* **WORK INSTRUCTIONS**
Pull out all lines from the listing below in which the word "JSON" appears.

* **SUPPLIED DATA**
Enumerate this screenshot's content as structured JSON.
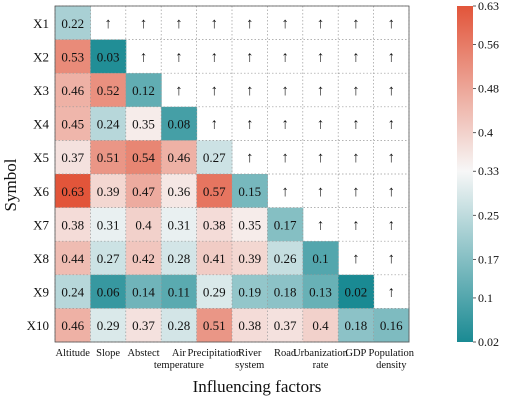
{
  "chart_data": {
    "type": "heatmap",
    "xlabel": "Influencing factors",
    "ylabel": "Symbol",
    "rows": [
      "X1",
      "X2",
      "X3",
      "X4",
      "X5",
      "X6",
      "X7",
      "X8",
      "X9",
      "X10"
    ],
    "columns": [
      "Altitude",
      "Slope",
      "Abstect",
      "Air temperature",
      "Precipitation",
      "River system",
      "Road",
      "Urbanization rate",
      "GDP",
      "Population density"
    ],
    "values": [
      [
        0.22,
        null,
        null,
        null,
        null,
        null,
        null,
        null,
        null,
        null
      ],
      [
        0.53,
        0.03,
        null,
        null,
        null,
        null,
        null,
        null,
        null,
        null
      ],
      [
        0.46,
        0.52,
        0.12,
        null,
        null,
        null,
        null,
        null,
        null,
        null
      ],
      [
        0.45,
        0.24,
        0.35,
        0.08,
        null,
        null,
        null,
        null,
        null,
        null
      ],
      [
        0.37,
        0.51,
        0.54,
        0.46,
        0.27,
        null,
        null,
        null,
        null,
        null
      ],
      [
        0.63,
        0.39,
        0.47,
        0.36,
        0.57,
        0.15,
        null,
        null,
        null,
        null
      ],
      [
        0.38,
        0.31,
        0.4,
        0.31,
        0.38,
        0.35,
        0.17,
        null,
        null,
        null
      ],
      [
        0.44,
        0.27,
        0.42,
        0.28,
        0.41,
        0.39,
        0.26,
        0.1,
        null,
        null
      ],
      [
        0.24,
        0.06,
        0.14,
        0.11,
        0.29,
        0.19,
        0.18,
        0.13,
        0.02,
        null
      ],
      [
        0.46,
        0.29,
        0.37,
        0.28,
        0.51,
        0.38,
        0.37,
        0.4,
        0.18,
        0.16
      ]
    ],
    "value_labels": [
      [
        "0.22",
        "↑",
        "↑",
        "↑",
        "↑",
        "↑",
        "↑",
        "↑",
        "↑",
        "↑"
      ],
      [
        "0.53",
        "0.03",
        "↑",
        "↑",
        "↑",
        "↑",
        "↑",
        "↑",
        "↑",
        "↑"
      ],
      [
        "0.46",
        "0.52",
        "0.12",
        "↑",
        "↑",
        "↑",
        "↑",
        "↑",
        "↑",
        "↑"
      ],
      [
        "0.45",
        "0.24",
        "0.35",
        "0.08",
        "↑",
        "↑",
        "↑",
        "↑",
        "↑",
        "↑"
      ],
      [
        "0.37",
        "0.51",
        "0.54",
        "0.46",
        "0.27",
        "↑",
        "↑",
        "↑",
        "↑",
        "↑"
      ],
      [
        "0.63",
        "0.39",
        "0.47",
        "0.36",
        "0.57",
        "0.15",
        "↑",
        "↑",
        "↑",
        "↑"
      ],
      [
        "0.38",
        "0.31",
        "0.4",
        "0.31",
        "0.38",
        "0.35",
        "0.17",
        "↑",
        "↑",
        "↑"
      ],
      [
        "0.44",
        "0.27",
        "0.42",
        "0.28",
        "0.41",
        "0.39",
        "0.26",
        "0.1",
        "↑",
        "↑"
      ],
      [
        "0.24",
        "0.06",
        "0.14",
        "0.11",
        "0.29",
        "0.19",
        "0.18",
        "0.13",
        "0.02",
        "↑"
      ],
      [
        "0.46",
        "0.29",
        "0.37",
        "0.28",
        "0.51",
        "0.38",
        "0.37",
        "0.4",
        "0.18",
        "0.16"
      ]
    ],
    "colorbar": {
      "min": 0.02,
      "max": 0.63,
      "ticks": [
        "0.63",
        "0.56",
        "0.48",
        "0.4",
        "0.33",
        "0.25",
        "0.17",
        "0.1",
        "0.02"
      ],
      "low_color": "#1a8a93",
      "mid_color": "#f7f7f7",
      "high_color": "#e2553a",
      "mid_value": 0.33
    },
    "upper_marker": "↑",
    "grid": true
  }
}
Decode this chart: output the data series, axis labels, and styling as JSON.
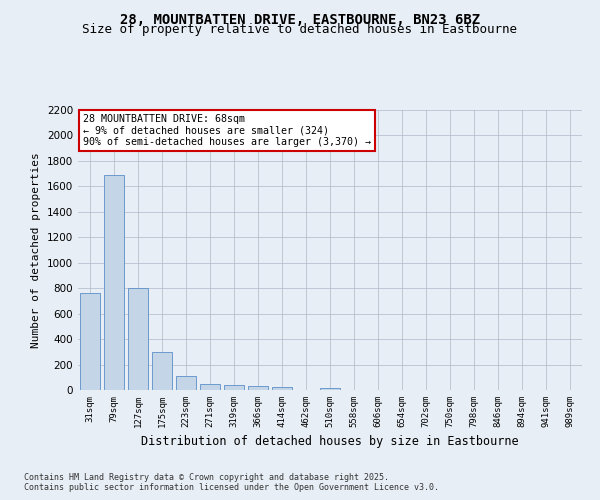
{
  "title_line1": "28, MOUNTBATTEN DRIVE, EASTBOURNE, BN23 6BZ",
  "title_line2": "Size of property relative to detached houses in Eastbourne",
  "xlabel": "Distribution of detached houses by size in Eastbourne",
  "ylabel": "Number of detached properties",
  "categories": [
    "31sqm",
    "79sqm",
    "127sqm",
    "175sqm",
    "223sqm",
    "271sqm",
    "319sqm",
    "366sqm",
    "414sqm",
    "462sqm",
    "510sqm",
    "558sqm",
    "606sqm",
    "654sqm",
    "702sqm",
    "750sqm",
    "798sqm",
    "846sqm",
    "894sqm",
    "941sqm",
    "989sqm"
  ],
  "values": [
    760,
    1690,
    800,
    300,
    110,
    45,
    38,
    35,
    22,
    0,
    18,
    0,
    0,
    0,
    0,
    0,
    0,
    0,
    0,
    0,
    0
  ],
  "bar_color": "#c5d5e8",
  "bar_edge_color": "#5b8fc9",
  "annotation_box_text": "28 MOUNTBATTEN DRIVE: 68sqm\n← 9% of detached houses are smaller (324)\n90% of semi-detached houses are larger (3,370) →",
  "annotation_box_color": "#cc0000",
  "annotation_box_fill": "#ffffff",
  "ylim": [
    0,
    2200
  ],
  "yticks": [
    0,
    200,
    400,
    600,
    800,
    1000,
    1200,
    1400,
    1600,
    1800,
    2000,
    2200
  ],
  "bg_color": "#e8eef5",
  "plot_bg_color": "#e8eef5",
  "footer_line1": "Contains HM Land Registry data © Crown copyright and database right 2025.",
  "footer_line2": "Contains public sector information licensed under the Open Government Licence v3.0.",
  "title_fontsize": 10,
  "subtitle_fontsize": 9,
  "xlabel_fontsize": 8.5,
  "ylabel_fontsize": 8
}
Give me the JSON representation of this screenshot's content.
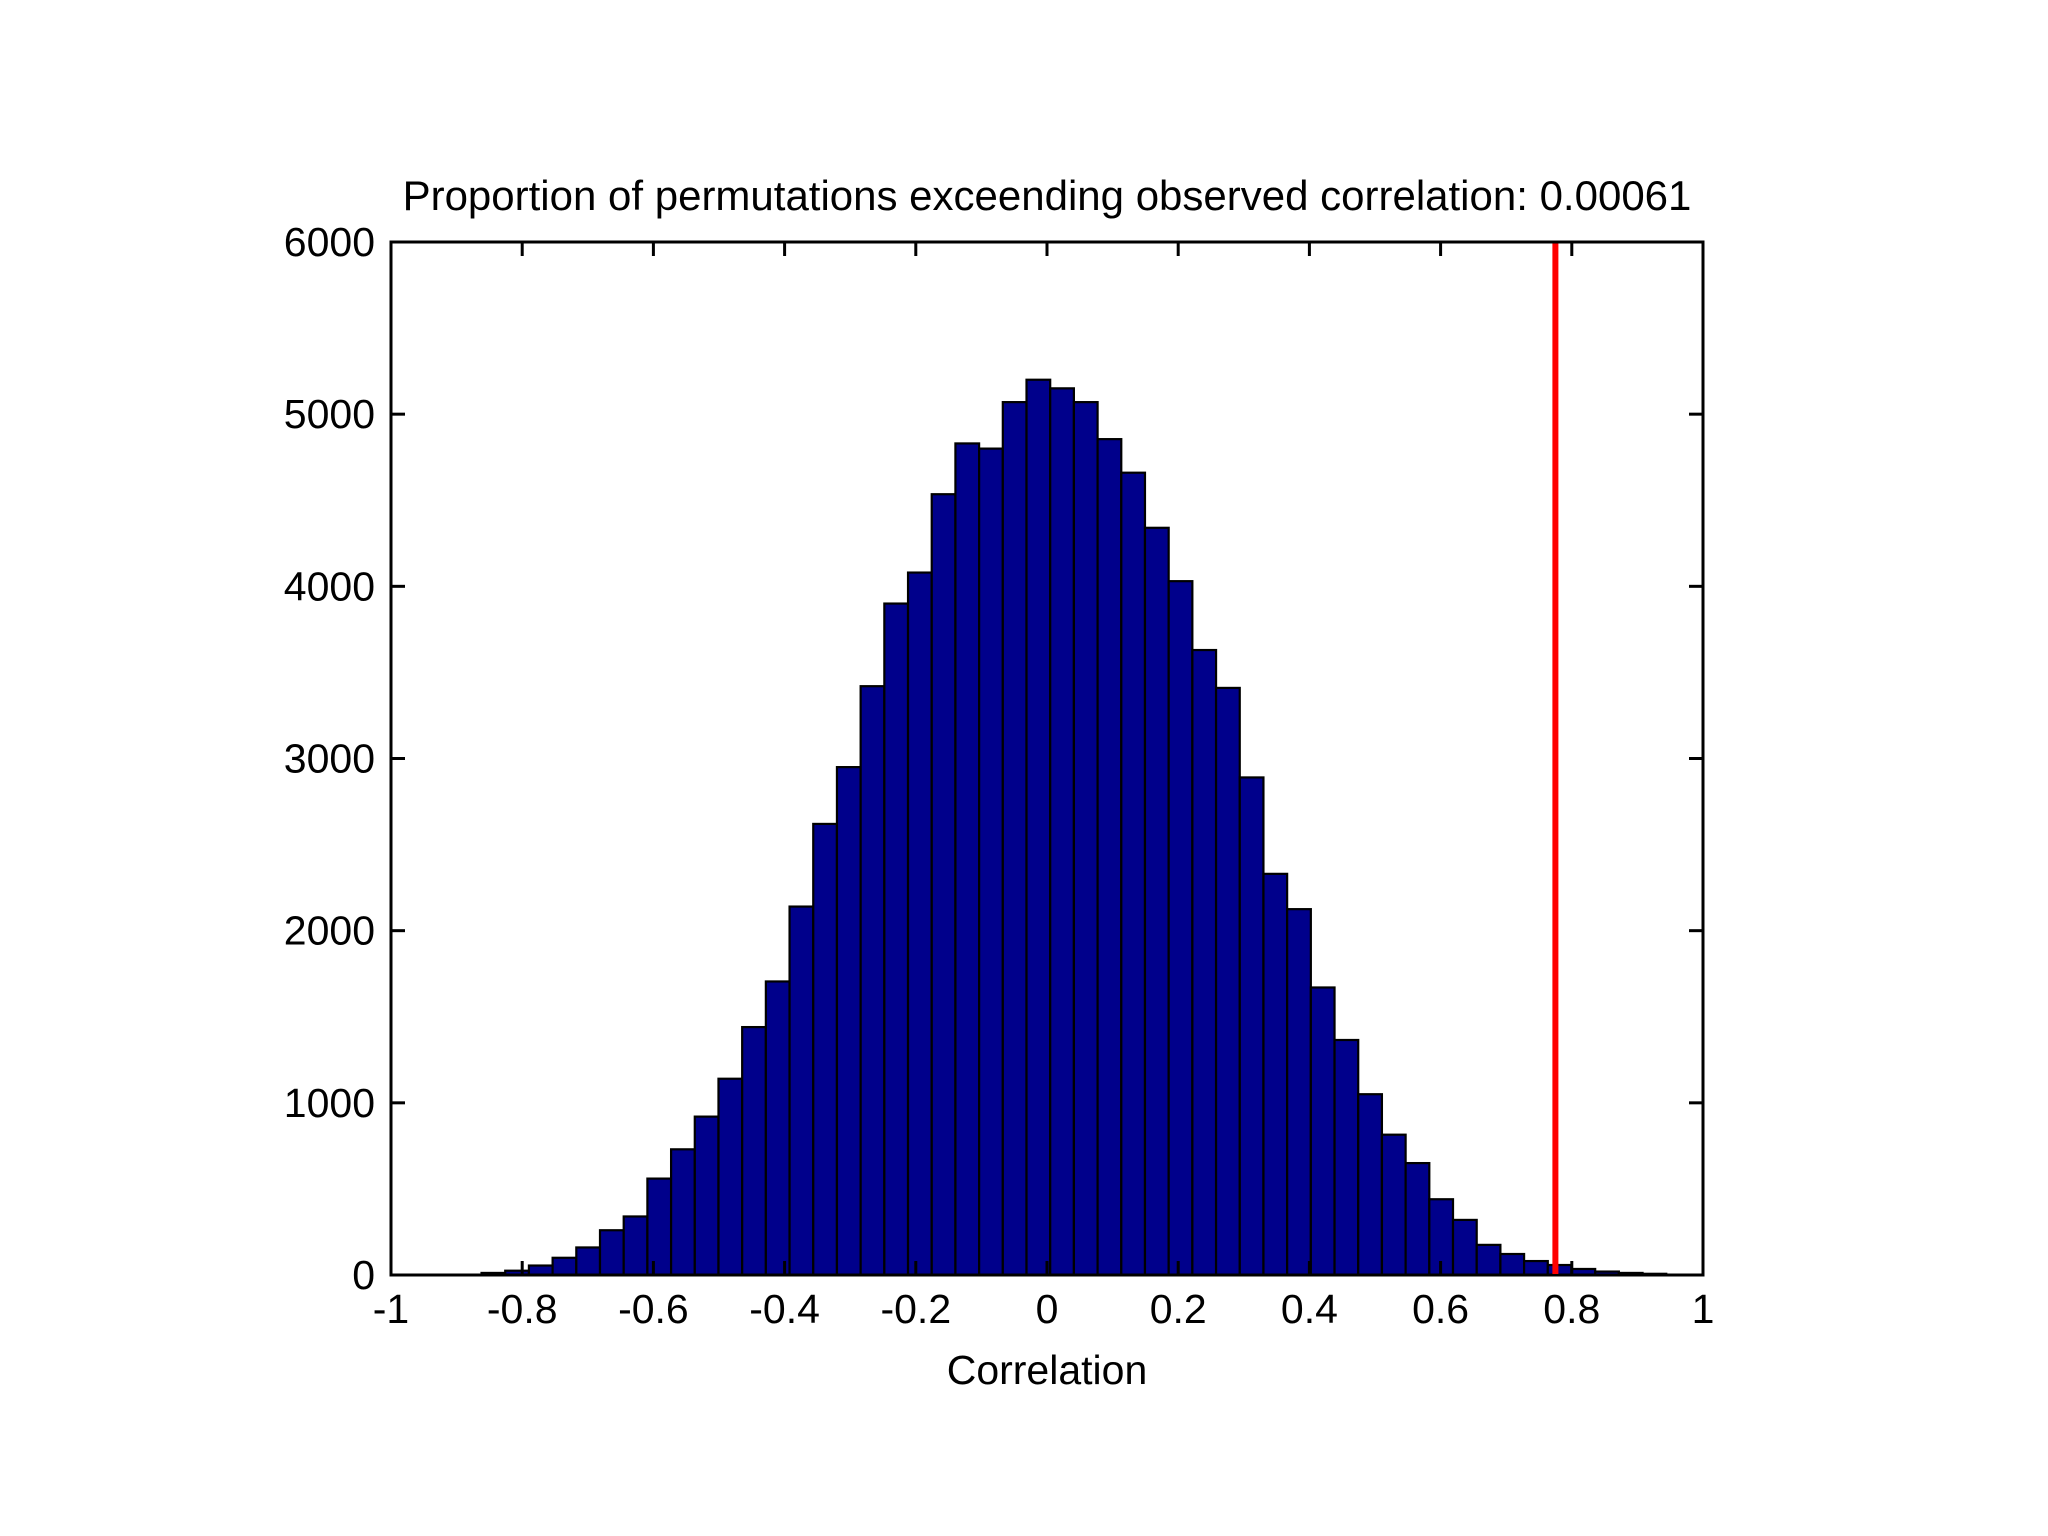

* **RESPONSE**
Enumerate this screenshot's content as structured JSON.
Decode this chart: output the data series, axis labels, and styling as JSON.
Give me the JSON representation of this screenshot's content.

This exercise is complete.